Check every line of the entries that follow, and copy the ones containing "noise".
═══ Information shown
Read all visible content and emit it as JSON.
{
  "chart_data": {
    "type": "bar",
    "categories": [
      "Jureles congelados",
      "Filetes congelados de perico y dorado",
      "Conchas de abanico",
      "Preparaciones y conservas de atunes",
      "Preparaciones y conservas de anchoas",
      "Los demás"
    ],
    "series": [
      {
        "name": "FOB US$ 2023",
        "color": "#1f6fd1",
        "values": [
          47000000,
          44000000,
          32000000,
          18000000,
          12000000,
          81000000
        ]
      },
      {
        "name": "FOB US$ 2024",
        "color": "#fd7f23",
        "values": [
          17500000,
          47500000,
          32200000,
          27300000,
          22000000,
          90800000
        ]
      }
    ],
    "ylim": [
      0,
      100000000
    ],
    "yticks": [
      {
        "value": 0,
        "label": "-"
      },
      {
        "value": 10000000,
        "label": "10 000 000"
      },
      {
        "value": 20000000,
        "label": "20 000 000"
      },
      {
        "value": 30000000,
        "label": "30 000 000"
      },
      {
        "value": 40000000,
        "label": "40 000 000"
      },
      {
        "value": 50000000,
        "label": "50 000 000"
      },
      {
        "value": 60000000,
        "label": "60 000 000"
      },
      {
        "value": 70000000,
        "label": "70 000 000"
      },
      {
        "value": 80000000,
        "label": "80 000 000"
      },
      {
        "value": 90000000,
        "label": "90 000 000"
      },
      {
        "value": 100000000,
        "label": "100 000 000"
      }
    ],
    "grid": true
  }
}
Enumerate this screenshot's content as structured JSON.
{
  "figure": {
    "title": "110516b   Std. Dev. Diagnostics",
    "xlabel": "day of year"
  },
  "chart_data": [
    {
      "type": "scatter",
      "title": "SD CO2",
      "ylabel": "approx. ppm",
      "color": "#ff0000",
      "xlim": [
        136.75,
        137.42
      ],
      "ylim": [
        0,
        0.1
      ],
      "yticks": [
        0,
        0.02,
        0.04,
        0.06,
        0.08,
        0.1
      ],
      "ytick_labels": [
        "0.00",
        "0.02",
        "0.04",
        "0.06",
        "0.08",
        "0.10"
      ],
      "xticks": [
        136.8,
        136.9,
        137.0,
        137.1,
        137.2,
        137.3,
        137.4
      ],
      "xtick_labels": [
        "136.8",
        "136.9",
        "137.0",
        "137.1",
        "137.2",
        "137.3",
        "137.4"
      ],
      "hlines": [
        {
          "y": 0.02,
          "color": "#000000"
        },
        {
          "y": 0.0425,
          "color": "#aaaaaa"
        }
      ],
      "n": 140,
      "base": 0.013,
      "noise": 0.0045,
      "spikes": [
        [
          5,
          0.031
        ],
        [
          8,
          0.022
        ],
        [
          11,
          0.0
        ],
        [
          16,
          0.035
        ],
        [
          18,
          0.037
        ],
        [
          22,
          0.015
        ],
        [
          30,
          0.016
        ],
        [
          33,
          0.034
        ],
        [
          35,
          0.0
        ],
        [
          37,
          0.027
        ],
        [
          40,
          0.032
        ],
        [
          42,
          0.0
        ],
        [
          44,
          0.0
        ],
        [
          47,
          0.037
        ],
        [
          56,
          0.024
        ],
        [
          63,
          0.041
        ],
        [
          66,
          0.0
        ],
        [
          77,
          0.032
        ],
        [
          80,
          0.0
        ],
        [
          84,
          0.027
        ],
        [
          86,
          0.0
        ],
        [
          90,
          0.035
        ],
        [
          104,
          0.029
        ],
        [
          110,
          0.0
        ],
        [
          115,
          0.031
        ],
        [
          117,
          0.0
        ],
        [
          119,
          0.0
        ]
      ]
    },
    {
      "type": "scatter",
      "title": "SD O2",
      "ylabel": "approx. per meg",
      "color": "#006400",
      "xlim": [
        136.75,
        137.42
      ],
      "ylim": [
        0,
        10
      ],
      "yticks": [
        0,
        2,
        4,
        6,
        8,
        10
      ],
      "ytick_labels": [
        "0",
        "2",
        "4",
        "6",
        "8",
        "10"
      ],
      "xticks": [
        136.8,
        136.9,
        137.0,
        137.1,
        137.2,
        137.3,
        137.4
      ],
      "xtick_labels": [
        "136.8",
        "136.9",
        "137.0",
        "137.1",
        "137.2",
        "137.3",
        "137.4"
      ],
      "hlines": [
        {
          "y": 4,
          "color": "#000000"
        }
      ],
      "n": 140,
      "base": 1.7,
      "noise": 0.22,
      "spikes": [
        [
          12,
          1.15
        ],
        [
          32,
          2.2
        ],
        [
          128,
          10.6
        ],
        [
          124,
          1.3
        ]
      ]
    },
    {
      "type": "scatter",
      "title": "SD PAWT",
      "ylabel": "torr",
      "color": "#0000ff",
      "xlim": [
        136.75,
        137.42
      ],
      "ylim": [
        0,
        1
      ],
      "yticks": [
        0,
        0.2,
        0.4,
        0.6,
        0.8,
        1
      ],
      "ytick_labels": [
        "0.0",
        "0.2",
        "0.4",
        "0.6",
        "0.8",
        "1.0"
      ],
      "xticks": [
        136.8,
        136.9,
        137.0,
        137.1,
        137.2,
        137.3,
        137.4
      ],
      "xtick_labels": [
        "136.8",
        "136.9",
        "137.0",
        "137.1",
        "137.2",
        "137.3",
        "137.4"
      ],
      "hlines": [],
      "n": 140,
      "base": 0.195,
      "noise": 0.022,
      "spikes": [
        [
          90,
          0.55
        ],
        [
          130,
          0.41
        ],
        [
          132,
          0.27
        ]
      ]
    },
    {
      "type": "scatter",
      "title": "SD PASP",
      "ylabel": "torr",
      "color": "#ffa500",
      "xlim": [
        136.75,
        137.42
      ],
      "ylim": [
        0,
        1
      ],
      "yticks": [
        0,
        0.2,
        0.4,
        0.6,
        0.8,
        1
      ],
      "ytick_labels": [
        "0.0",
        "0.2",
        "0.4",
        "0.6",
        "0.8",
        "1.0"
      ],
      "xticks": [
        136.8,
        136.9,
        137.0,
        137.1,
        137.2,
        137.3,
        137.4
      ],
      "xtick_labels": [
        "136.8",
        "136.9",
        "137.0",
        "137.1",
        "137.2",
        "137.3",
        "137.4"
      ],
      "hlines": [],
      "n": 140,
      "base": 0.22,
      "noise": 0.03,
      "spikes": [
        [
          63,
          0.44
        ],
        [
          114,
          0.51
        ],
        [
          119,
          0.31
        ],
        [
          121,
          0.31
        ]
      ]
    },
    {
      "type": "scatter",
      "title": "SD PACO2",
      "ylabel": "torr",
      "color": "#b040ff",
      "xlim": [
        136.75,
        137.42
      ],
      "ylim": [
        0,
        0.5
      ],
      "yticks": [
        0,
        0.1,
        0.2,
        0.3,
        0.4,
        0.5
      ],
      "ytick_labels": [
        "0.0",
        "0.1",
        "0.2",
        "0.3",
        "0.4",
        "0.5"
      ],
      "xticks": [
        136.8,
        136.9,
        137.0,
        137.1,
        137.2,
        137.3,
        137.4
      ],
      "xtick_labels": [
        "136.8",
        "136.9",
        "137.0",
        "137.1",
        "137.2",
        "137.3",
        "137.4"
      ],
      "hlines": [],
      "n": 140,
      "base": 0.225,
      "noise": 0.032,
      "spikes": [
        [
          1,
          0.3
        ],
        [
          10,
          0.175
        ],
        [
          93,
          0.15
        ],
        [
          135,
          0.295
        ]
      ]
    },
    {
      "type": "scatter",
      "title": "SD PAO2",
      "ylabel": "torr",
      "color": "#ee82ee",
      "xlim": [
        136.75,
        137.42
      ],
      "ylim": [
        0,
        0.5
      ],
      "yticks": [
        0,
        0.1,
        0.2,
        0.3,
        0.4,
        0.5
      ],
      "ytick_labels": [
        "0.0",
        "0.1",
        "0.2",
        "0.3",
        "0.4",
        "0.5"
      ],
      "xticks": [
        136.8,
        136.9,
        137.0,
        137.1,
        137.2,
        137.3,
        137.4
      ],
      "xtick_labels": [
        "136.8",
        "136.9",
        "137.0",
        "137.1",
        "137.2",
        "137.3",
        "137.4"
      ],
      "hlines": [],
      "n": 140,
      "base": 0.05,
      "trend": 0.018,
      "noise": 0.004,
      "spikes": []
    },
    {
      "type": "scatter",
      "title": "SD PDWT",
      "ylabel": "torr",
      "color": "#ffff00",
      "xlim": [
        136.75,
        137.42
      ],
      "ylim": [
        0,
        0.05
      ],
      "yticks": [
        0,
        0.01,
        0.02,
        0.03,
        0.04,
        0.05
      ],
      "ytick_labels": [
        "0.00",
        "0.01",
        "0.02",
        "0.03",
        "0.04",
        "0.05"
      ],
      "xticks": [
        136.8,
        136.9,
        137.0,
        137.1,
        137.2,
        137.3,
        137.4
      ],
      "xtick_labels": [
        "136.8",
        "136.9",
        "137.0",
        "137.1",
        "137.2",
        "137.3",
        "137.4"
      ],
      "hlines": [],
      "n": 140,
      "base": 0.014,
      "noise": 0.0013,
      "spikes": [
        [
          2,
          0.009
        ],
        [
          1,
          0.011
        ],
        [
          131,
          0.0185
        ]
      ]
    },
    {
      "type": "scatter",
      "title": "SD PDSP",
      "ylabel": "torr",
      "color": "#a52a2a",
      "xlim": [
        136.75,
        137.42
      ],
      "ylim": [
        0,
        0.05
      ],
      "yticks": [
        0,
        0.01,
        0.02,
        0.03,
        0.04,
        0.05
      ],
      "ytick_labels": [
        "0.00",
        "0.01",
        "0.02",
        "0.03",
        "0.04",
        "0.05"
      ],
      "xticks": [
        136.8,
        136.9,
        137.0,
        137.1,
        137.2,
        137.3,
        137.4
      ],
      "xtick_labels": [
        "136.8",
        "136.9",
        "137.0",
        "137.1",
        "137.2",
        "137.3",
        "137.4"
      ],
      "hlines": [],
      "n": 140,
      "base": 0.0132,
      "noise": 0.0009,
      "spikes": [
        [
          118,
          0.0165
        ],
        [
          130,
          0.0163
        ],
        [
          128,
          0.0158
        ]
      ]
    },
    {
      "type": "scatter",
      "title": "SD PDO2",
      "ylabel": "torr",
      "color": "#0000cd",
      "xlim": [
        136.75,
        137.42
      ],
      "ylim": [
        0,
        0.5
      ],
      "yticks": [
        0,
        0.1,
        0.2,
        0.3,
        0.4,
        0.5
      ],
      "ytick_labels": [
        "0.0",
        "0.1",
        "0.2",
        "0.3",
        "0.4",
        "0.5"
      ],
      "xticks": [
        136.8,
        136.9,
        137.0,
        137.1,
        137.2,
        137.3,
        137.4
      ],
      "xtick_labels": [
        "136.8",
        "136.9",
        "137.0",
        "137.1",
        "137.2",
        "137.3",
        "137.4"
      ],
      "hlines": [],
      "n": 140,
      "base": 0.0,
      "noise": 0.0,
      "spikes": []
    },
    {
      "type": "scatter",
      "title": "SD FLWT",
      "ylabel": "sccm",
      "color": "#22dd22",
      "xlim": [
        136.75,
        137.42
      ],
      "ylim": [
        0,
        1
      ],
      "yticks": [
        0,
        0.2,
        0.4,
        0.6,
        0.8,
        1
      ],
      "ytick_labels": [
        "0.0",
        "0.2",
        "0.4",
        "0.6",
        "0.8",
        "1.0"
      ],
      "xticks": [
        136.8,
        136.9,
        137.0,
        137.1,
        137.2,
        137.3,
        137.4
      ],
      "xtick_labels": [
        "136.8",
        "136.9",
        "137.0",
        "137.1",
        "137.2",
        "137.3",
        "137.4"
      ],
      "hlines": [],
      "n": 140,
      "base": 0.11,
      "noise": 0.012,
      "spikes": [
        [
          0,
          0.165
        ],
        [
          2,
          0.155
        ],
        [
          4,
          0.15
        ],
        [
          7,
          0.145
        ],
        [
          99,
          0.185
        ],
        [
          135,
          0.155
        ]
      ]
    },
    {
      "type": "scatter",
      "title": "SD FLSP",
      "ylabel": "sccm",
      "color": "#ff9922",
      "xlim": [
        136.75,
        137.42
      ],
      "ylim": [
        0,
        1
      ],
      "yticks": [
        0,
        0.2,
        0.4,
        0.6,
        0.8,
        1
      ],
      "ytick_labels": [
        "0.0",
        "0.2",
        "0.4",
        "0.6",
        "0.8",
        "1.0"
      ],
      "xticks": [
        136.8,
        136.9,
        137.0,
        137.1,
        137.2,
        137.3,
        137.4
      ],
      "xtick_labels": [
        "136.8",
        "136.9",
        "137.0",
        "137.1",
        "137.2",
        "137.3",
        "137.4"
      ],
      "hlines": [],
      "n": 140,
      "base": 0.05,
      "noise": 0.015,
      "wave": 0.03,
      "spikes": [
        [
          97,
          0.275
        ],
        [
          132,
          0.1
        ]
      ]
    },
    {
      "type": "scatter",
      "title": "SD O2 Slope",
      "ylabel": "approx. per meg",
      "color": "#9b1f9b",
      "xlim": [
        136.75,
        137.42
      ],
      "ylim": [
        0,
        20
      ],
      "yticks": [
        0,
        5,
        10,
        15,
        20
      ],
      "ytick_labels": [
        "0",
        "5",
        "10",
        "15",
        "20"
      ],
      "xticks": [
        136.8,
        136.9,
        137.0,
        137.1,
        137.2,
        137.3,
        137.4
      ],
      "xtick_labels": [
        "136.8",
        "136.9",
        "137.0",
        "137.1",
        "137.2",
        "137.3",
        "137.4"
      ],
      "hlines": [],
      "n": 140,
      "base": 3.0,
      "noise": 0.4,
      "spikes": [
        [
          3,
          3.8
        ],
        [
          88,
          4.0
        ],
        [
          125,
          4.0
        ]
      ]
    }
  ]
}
══════
• **Solution to this exercise**:
      "noise": 0.0045,
      "noise": 0.22,
      "noise": 0.022,
      "noise": 0.03,
      "noise": 0.032,
      "noise": 0.004,
      "noise": 0.0013,
      "noise": 0.0009,
      "noise": 0.0,
      "noise": 0.012,
      "noise": 0.015,
      "noise": 0.4,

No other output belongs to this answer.